### Stated task
Recast the data below as a JSON list of strings, one string per line, with blank lines omitted. Include everything from the first line down to and including the line that contains "legend-tick-label: 871.3: [240, 438, 278, 456]".

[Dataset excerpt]
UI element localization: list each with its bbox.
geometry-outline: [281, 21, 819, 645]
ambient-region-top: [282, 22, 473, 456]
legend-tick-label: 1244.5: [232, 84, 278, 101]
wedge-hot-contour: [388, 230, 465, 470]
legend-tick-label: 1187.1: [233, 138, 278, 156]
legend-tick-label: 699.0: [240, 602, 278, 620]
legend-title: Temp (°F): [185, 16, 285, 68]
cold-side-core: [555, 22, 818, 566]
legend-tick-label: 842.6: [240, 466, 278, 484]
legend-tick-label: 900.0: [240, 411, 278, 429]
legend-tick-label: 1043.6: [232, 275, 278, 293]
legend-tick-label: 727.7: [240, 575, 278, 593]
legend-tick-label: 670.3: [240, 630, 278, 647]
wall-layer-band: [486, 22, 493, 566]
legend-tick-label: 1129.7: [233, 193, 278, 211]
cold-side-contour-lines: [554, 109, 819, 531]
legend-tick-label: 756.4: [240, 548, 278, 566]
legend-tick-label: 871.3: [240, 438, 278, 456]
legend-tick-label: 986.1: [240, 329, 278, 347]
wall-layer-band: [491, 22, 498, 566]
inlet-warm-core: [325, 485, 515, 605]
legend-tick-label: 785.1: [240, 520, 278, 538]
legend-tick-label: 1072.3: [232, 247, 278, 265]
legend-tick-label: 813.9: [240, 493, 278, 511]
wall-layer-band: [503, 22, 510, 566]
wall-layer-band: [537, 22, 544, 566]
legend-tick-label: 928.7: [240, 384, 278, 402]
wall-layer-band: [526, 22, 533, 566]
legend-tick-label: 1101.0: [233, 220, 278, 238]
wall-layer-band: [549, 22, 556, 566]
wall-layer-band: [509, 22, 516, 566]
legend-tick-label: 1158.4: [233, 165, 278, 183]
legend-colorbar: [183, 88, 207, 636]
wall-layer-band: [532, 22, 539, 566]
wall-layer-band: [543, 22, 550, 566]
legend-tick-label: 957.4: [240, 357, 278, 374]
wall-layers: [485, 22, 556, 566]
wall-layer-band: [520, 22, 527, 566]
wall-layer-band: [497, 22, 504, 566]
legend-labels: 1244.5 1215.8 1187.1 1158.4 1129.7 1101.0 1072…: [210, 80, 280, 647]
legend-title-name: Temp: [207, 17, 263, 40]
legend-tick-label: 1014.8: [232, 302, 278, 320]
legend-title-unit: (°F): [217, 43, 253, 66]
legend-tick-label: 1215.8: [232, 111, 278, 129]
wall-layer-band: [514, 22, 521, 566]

### Solution to this task
[
  "UI element localization: list each with its bbox.",
  "geometry-outline: [281, 21, 819, 645]",
  "ambient-region-top: [282, 22, 473, 456]",
  "legend-tick-label: 1244.5: [232, 84, 278, 101]",
  "wedge-hot-contour: [388, 230, 465, 470]",
  "legend-tick-label: 1187.1: [233, 138, 278, 156]",
  "legend-tick-label: 699.0: [240, 602, 278, 620]",
  "legend-title: Temp (°F): [185, 16, 285, 68]",
  "cold-side-core: [555, 22, 818, 566]",
  "legend-tick-label: 842.6: [240, 466, 278, 484]",
  "legend-tick-label: 900.0: [240, 411, 278, 429]",
  "legend-tick-label: 1043.6: [232, 275, 278, 293]",
  "legend-tick-label: 727.7: [240, 575, 278, 593]",
  "legend-tick-label: 670.3: [240, 630, 278, 647]",
  "wall-layer-band: [486, 22, 493, 566]",
  "legend-tick-label: 1129.7: [233, 193, 278, 211]",
  "cold-side-contour-lines: [554, 109, 819, 531]",
  "legend-tick-label: 756.4: [240, 548, 278, 566]",
  "legend-tick-label: 871.3: [240, 438, 278, 456]"
]